▶ Set problem: Search the data for the word "纹枯病轻发生" and copy every line that contains it.

▶ Data extract:
^^^^

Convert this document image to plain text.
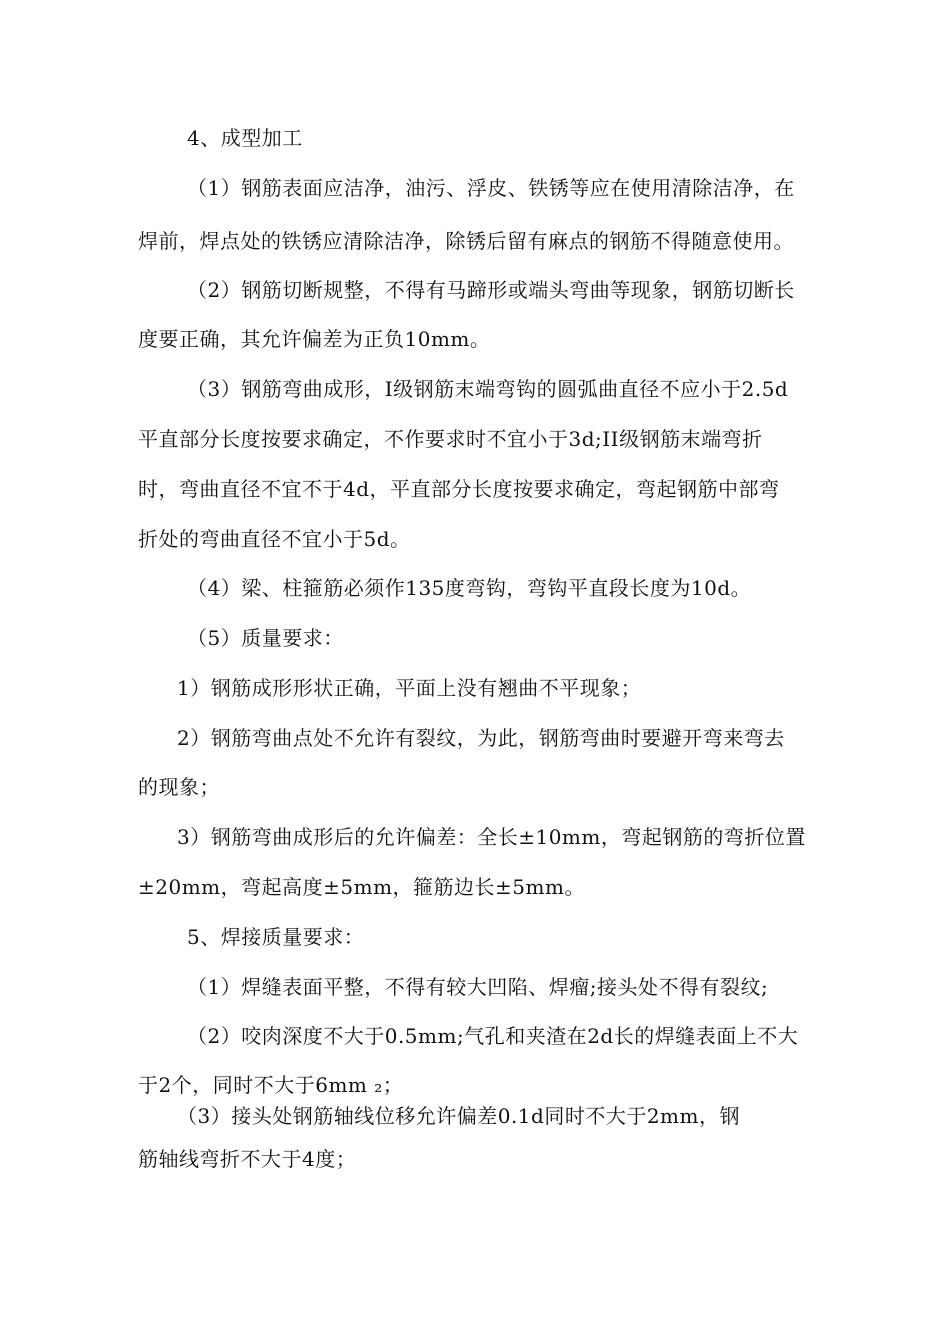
4、成型加工
（1）钢筋表面应洁净，油污、浮皮、铁锈等应在使用清除洁净，在
焊前，焊点处的铁锈应清除洁净，除锈后留有麻点的钢筋不得随意使用。
（2）钢筋切断规整，不得有马蹄形或端头弯曲等现象，钢筋切断长
度要正确，其允许偏差为正负10mm。
（3）钢筋弯曲成形，I级钢筋末端弯钩的圆弧曲直径不应小于2.5d
平直部分长度按要求确定，不作要求时不宜小于3d;II级钢筋末端弯折
时，弯曲直径不宜不于4d，平直部分长度按要求确定，弯起钢筋中部弯
折处的弯曲直径不宜小于5d。
（4）梁、柱箍筋必须作135度弯钩，弯钩平直段长度为10d。
（5）质量要求：
1）钢筋成形形状正确，平面上没有翘曲不平现象；
2）钢筋弯曲点处不允许有裂纹，为此，钢筋弯曲时要避开弯来弯去
的现象；
3）钢筋弯曲成形后的允许偏差：全长±10mm，弯起钢筋的弯折位置
±20mm，弯起高度±5mm，箍筋边长±5mm。
5、焊接质量要求：
（1）焊缝表面平整，不得有较大凹陷、焊瘤;接头处不得有裂纹;
（2）咬肉深度不大于0.5mm;气孔和夹渣在2d长的焊缝表面上不大
于2个，同时不大于6mm ₂；
（3）接头处钢筋轴线位移允许偏差0.1d同时不大于2mm，钢
筋轴线弯折不大于4度；
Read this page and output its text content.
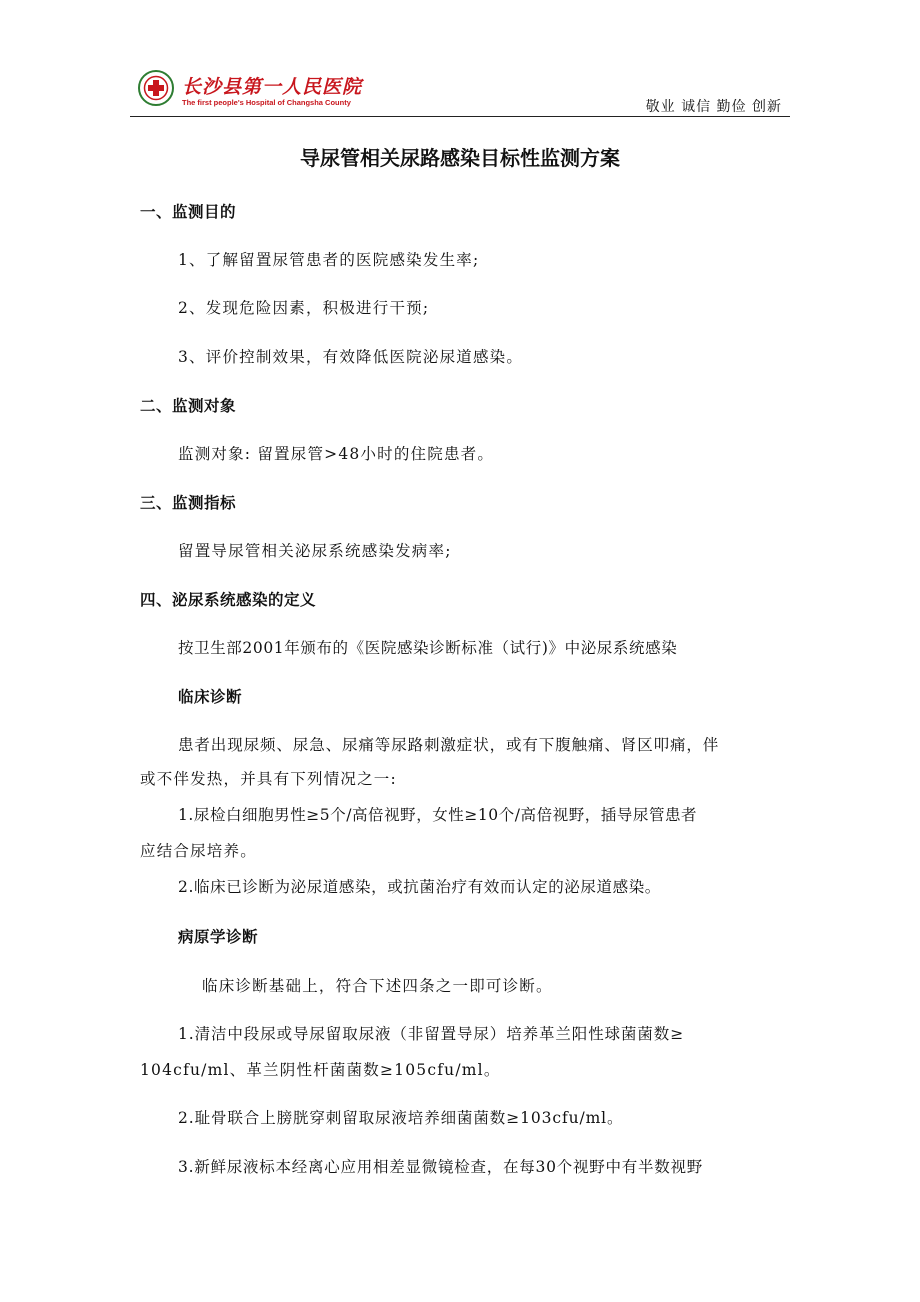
长沙县第一人民医院
The first people's Hospital of Changsha County	敬业 诚信 勤俭 创新
导尿管相关尿路感染目标性监测方案
一、监测目的
1、了解留置尿管患者的医院感染发生率;
2、发现危险因素，积极进行干预;
3、评价控制效果，有效降低医院泌尿道感染。
二、监测对象
监测对象: 留置尿管>48小时的住院患者。
三、监测指标
留置导尿管相关泌尿系统感染发病率;
四、泌尿系统感染的定义
按卫生部2001年颁布的《医院感染诊断标准（试行)》中泌尿系统感染
临床诊断
患者出现尿频、尿急、尿痛等尿路刺激症状，或有下腹触痛、肾区叩痛，伴
或不伴发热，并具有下列情况之一:
1.尿检白细胞男性≥5个/高倍视野，女性≥10个/高倍视野，插导尿管患者
应结合尿培养。
2.临床已诊断为泌尿道感染，或抗菌治疗有效而认定的泌尿道感染。
病原学诊断
临床诊断基础上，符合下述四条之一即可诊断。
1.清洁中段尿或导尿留取尿液（非留置导尿）培养革兰阳性球菌菌数≥
104cfu/ml、革兰阴性杆菌菌数≥105cfu/ml。
2.耻骨联合上膀胱穿刺留取尿液培养细菌菌数≥103cfu/ml。
3.新鲜尿液标本经离心应用相差显微镜检查，在每30个视野中有半数视野
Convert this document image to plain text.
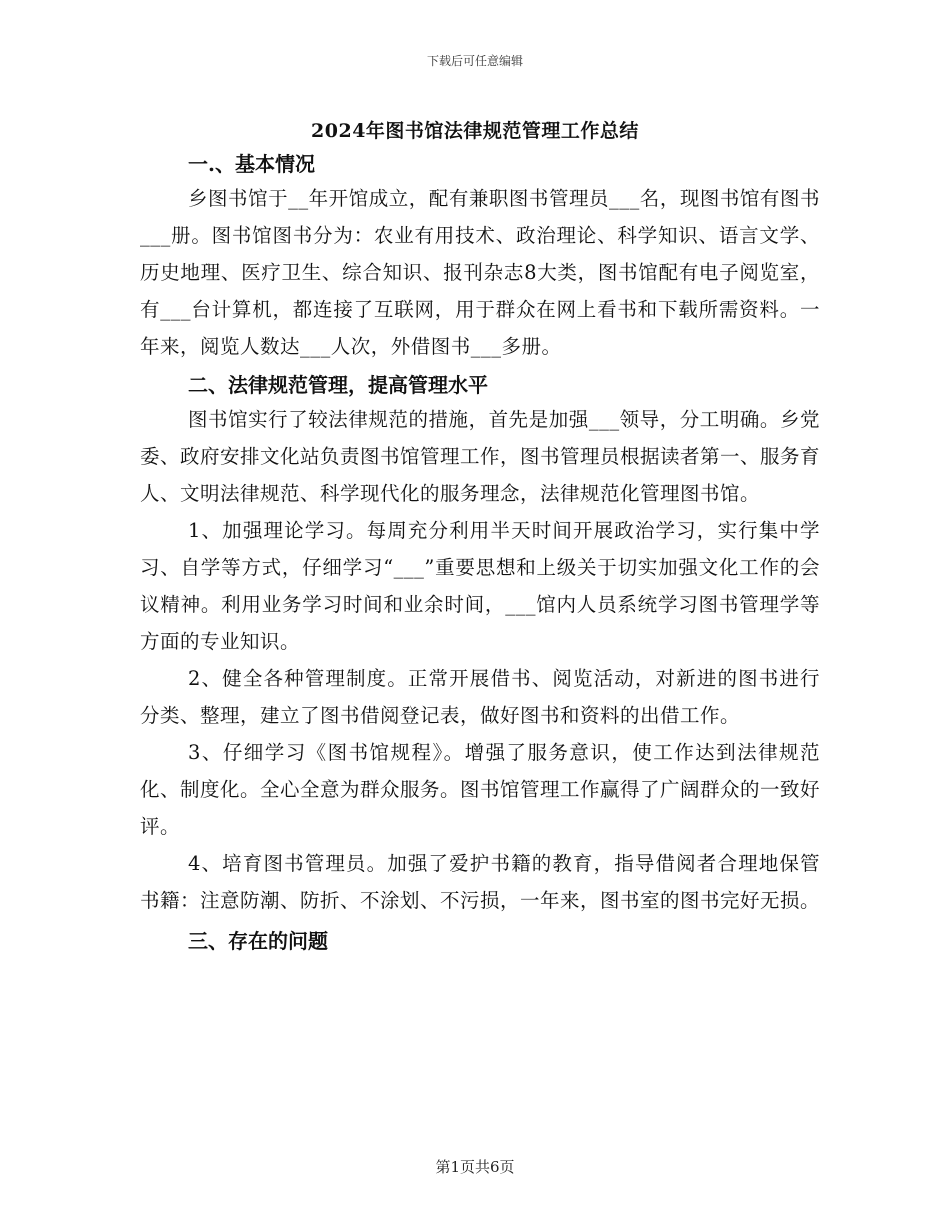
下载后可任意编辑
2024年图书馆法律规范管理工作总结
一.、基本情况

乡图书馆于__年开馆成立，配有兼职图书管理员___名，现图书馆有图书___册。图书馆图书分为：农业有用技术、政治理论、科学知识、语言文学、历史地理、医疗卫生、综合知识、报刊杂志8大类，图书馆配有电子阅览室，有___台计算机，都连接了互联网，用于群众在网上看书和下载所需资料。一年来，阅览人数达___人次，外借图书___多册。

二、法律规范管理，提高管理水平

图书馆实行了较法律规范的措施，首先是加强___领导，分工明确。乡党委、政府安排文化站负责图书馆管理工作，图书管理员根据读者第一、服务育人、文明法律规范、科学现代化的服务理念，法律规范化管理图书馆。

1、加强理论学习。每周充分利用半天时间开展政治学习，实行集中学习、自学等方式，仔细学习“___”重要思想和上级关于切实加强文化工作的会议精神。利用业务学习时间和业余时间，___馆内人员系统学习图书管理学等方面的专业知识。

2、健全各种管理制度。正常开展借书、阅览活动，对新进的图书进行分类、整理，建立了图书借阅登记表，做好图书和资料的出借工作。

3、仔细学习《图书馆规程》。增强了服务意识，使工作达到法律规范化、制度化。全心全意为群众服务。图书馆管理工作赢得了广阔群众的一致好评。

4、培育图书管理员。加强了爱护书籍的教育，指导借阅者合理地保管书籍：注意防潮、防折、不涂划、不污损，一年来，图书室的图书完好无损。

三、存在的问题
第1页共6页
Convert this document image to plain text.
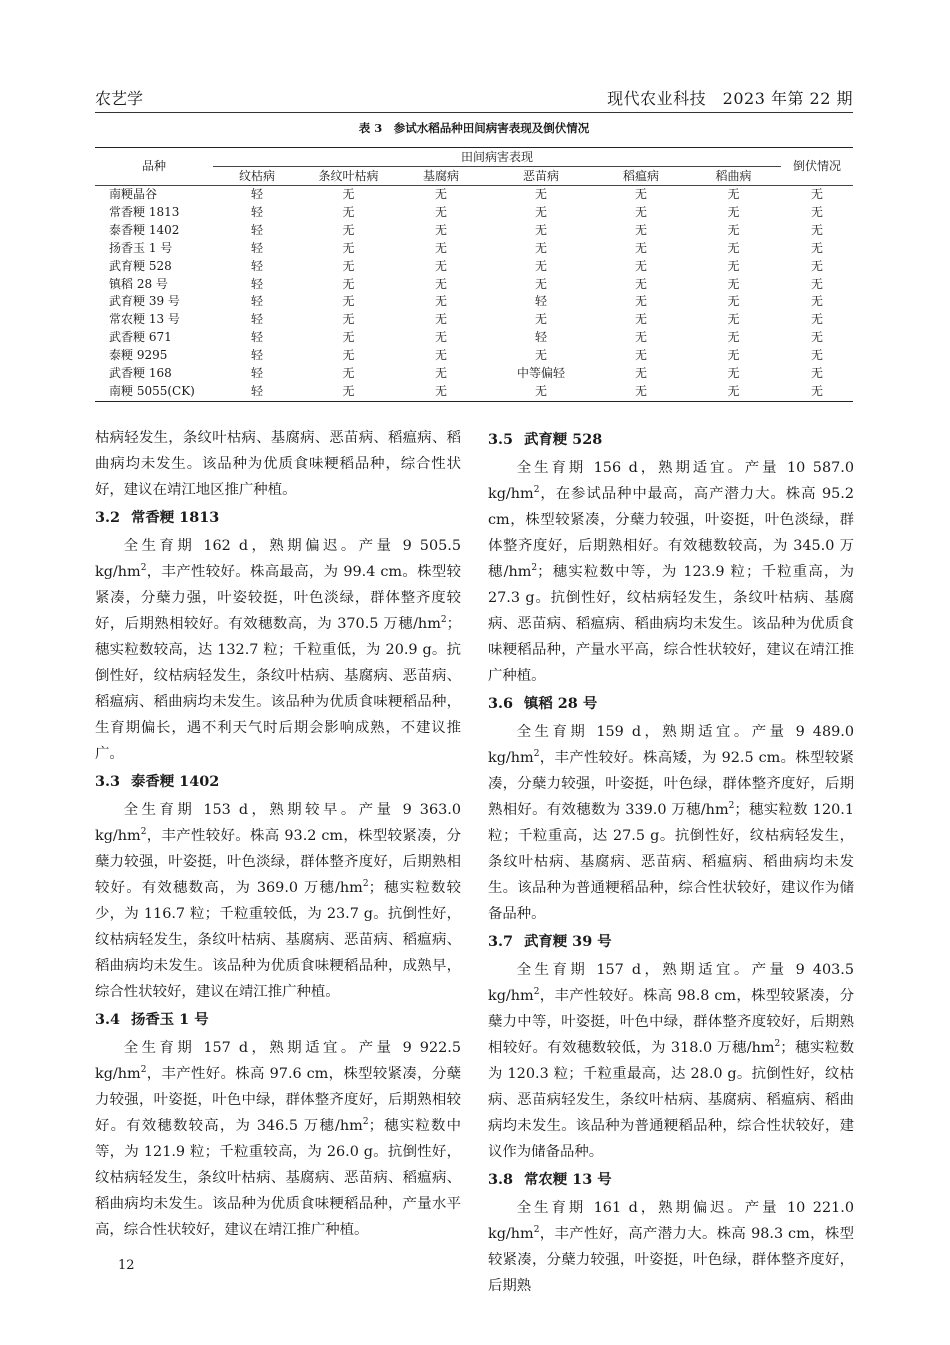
农艺学	现代农业科技　2023 年第 22 期
表 3　参试水稻品种田间病害表现及倒伏情况
品种	田间病害表现						倒伏情况
	纹枯病	条纹叶枯病	基腐病	恶苗病	稻瘟病	稻曲病	
南粳晶谷	轻	无	无	无	无	无	无
常香粳 1813	轻	无	无	无	无	无	无
泰香粳 1402	轻	无	无	无	无	无	无
扬香玉 1 号	轻	无	无	无	无	无	无
武育粳 528	轻	无	无	无	无	无	无
镇稻 28 号	轻	无	无	无	无	无	无
武育粳 39 号	轻	无	无	轻	无	无	无
常农粳 13 号	轻	无	无	无	无	无	无
武香粳 671	轻	无	无	轻	无	无	无
泰粳 9295	轻	无	无	无	无	无	无
武香粳 168	轻	无	无	中等偏轻	无	无	无
南粳 5055(CK)	轻	无	无	无	无	无	无

枯病轻发生，条纹叶枯病、基腐病、恶苗病、稻瘟病、稻曲病均未发生。该品种为优质食味粳稻品种，综合性状好，建议在靖江地区推广种植。

3.2 常香粳 1813

全生育期 162 d，熟期偏迟。产量 9 505.5 $kg/hm^2$，丰产性较好。株高最高，为 99.4 cm。株型较紧凑，分蘖力强，叶姿较挺，叶色淡绿，群体整齐度较好，后期熟相较好。有效穗数高，为 370.5 万穗$/hm^2$；穗实粒数较高，达 132.7 粒；千粒重低，为 20.9 g。抗倒性好，纹枯病轻发生，条纹叶枯病、基腐病、恶苗病、稻瘟病、稻曲病均未发生。该品种为优质食味粳稻品种，生育期偏长，遇不利天气时后期会影响成熟，不建议推广。

3.3 泰香粳 1402

全生育期 153 d，熟期较早。产量 9 363.0 $kg/hm^2$，丰产性较好。株高 93.2 cm，株型较紧凑，分蘖力较强，叶姿挺，叶色淡绿，群体整齐度好，后期熟相较好。有效穗数高，为 369.0 万穗$/hm^2$；穗实粒数较少，为 116.7 粒；千粒重较低，为 23.7 g。抗倒性好，纹枯病轻发生，条纹叶枯病、基腐病、恶苗病、稻瘟病、稻曲病均未发生。该品种为优质食味粳稻品种，成熟早，综合性状较好，建议在靖江推广种植。

3.4 扬香玉 1 号

全生育期 157 d，熟期适宜。产量 9 922.5 $kg/hm^2$，丰产性好。株高 97.6 cm，株型较紧凑，分蘖力较强，叶姿挺，叶色中绿，群体整齐度好，后期熟相较好。有效穗数较高，为 346.5 万穗$/hm^2$；穗实粒数中等，为 121.9 粒；千粒重较高，为 26.0 g。抗倒性好，纹枯病轻发生，条纹叶枯病、基腐病、恶苗病、稻瘟病、稻曲病均未发生。该品种为优质食味粳稻品种，产量水平高，综合性状较好，建议在靖江推广种植。

3.5 武育粳 528

全生育期 156 d，熟期适宜。产量 10 587.0 $kg/hm^2$，在参试品种中最高，高产潜力大。株高 95.2 cm，株型较紧凑，分蘖力较强，叶姿挺，叶色淡绿，群体整齐度好，后期熟相好。有效穗数较高，为 345.0 万穗$/hm^2$；穗实粒数中等，为 123.9 粒；千粒重高，为 27.3 g。抗倒性好，纹枯病轻发生，条纹叶枯病、基腐病、恶苗病、稻瘟病、稻曲病均未发生。该品种为优质食味粳稻品种，产量水平高，综合性状较好，建议在靖江推广种植。

3.6 镇稻 28 号

全生育期 159 d，熟期适宜。产量 9 489.0 $kg/hm^2$，丰产性较好。株高矮，为 92.5 cm。株型较紧凑，分蘖力较强，叶姿挺，叶色绿，群体整齐度好，后期熟相好。有效穗数为 339.0 万穗$/hm^2$；穗实粒数 120.1 粒；千粒重高，达 27.5 g。抗倒性好，纹枯病轻发生，条纹叶枯病、基腐病、恶苗病、稻瘟病、稻曲病均未发生。该品种为普通粳稻品种，综合性状较好，建议作为储备品种。

3.7 武育粳 39 号

全生育期 157 d，熟期适宜。产量 9 403.5 $kg/hm^2$，丰产性较好。株高 98.8 cm，株型较紧凑，分蘖力中等，叶姿挺，叶色中绿，群体整齐度较好，后期熟相较好。有效穗数较低，为 318.0 万穗$/hm^2$；穗实粒数为 120.3 粒；千粒重最高，达 28.0 g。抗倒性好，纹枯病、恶苗病轻发生，条纹叶枯病、基腐病、稻瘟病、稻曲病均未发生。该品种为普通粳稻品种，综合性状较好，建议作为储备品种。

3.8 常农粳 13 号

全生育期 161 d，熟期偏迟。产量 10 221.0 $kg/hm^2$，丰产性好，高产潜力大。株高 98.3 cm，株型较紧凑，分蘖力较强，叶姿挺，叶色绿，群体整齐度好，后期熟

12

^^^^

▶ Answer to the task:
全生育期 162 d，熟期偏迟。产量 9 505.5 $kg/hm^2$，丰产性较好。株高最高，为 99.4 cm。株型较紧凑，分蘖力强，叶姿较挺，叶色淡绿，群体整齐度较好，后期熟相较好。有效穗数高，为 370.5 万穗$/hm^2$；穗实粒数较高，达 132.7 粒；千粒重低，为 20.9 g。抗倒性好，纹枯病轻发生，条纹叶枯病、基腐病、恶苗病、稻瘟病、稻曲病均未发生。该品种为优质食味粳稻品种，生育期偏长，遇不利天气时后期会影响成熟，不建议推广。
全生育期 153 d，熟期较早。产量 9 363.0 $kg/hm^2$，丰产性较好。株高 93.2 cm，株型较紧凑，分蘖力较强，叶姿挺，叶色淡绿，群体整齐度好，后期熟相较好。有效穗数高，为 369.0 万穗$/hm^2$；穗实粒数较少，为 116.7 粒；千粒重较低，为 23.7 g。抗倒性好，纹枯病轻发生，条纹叶枯病、基腐病、恶苗病、稻瘟病、稻曲病均未发生。该品种为优质食味粳稻品种，成熟早，综合性状较好，建议在靖江推广种植。
全生育期 157 d，熟期适宜。产量 9 922.5 $kg/hm^2$，丰产性好。株高 97.6 cm，株型较紧凑，分蘖力较强，叶姿挺，叶色中绿，群体整齐度好，后期熟相较好。有效穗数较高，为 346.5 万穗$/hm^2$；穗实粒数中等，为 121.9 粒；千粒重较高，为 26.0 g。抗倒性好，纹枯病轻发生，条纹叶枯病、基腐病、恶苗病、稻瘟病、稻曲病均未发生。该品种为优质食味粳稻品种，产量水平高，综合性状较好，建议在靖江推广种植。
全生育期 156 d，熟期适宜。产量 10 587.0 $kg/hm^2$，在参试品种中最高，高产潜力大。株高 95.2 cm，株型较紧凑，分蘖力较强，叶姿挺，叶色淡绿，群体整齐度好，后期熟相好。有效穗数较高，为 345.0 万穗$/hm^2$；穗实粒数中等，为 123.9 粒；千粒重高，为 27.3 g。抗倒性好，纹枯病轻发生，条纹叶枯病、基腐病、恶苗病、稻瘟病、稻曲病均未发生。该品种为优质食味粳稻品种，产量水平高，综合性状较好，建议在靖江推广种植。
全生育期 159 d，熟期适宜。产量 9 489.0 $kg/hm^2$，丰产性较好。株高矮，为 92.5 cm。株型较紧凑，分蘖力较强，叶姿挺，叶色绿，群体整齐度好，后期熟相好。有效穗数为 339.0 万穗$/hm^2$；穗实粒数 120.1 粒；千粒重高，达 27.5 g。抗倒性好，纹枯病轻发生，条纹叶枯病、基腐病、恶苗病、稻瘟病、稻曲病均未发生。该品种为普通粳稻品种，综合性状较好，建议作为储备品种。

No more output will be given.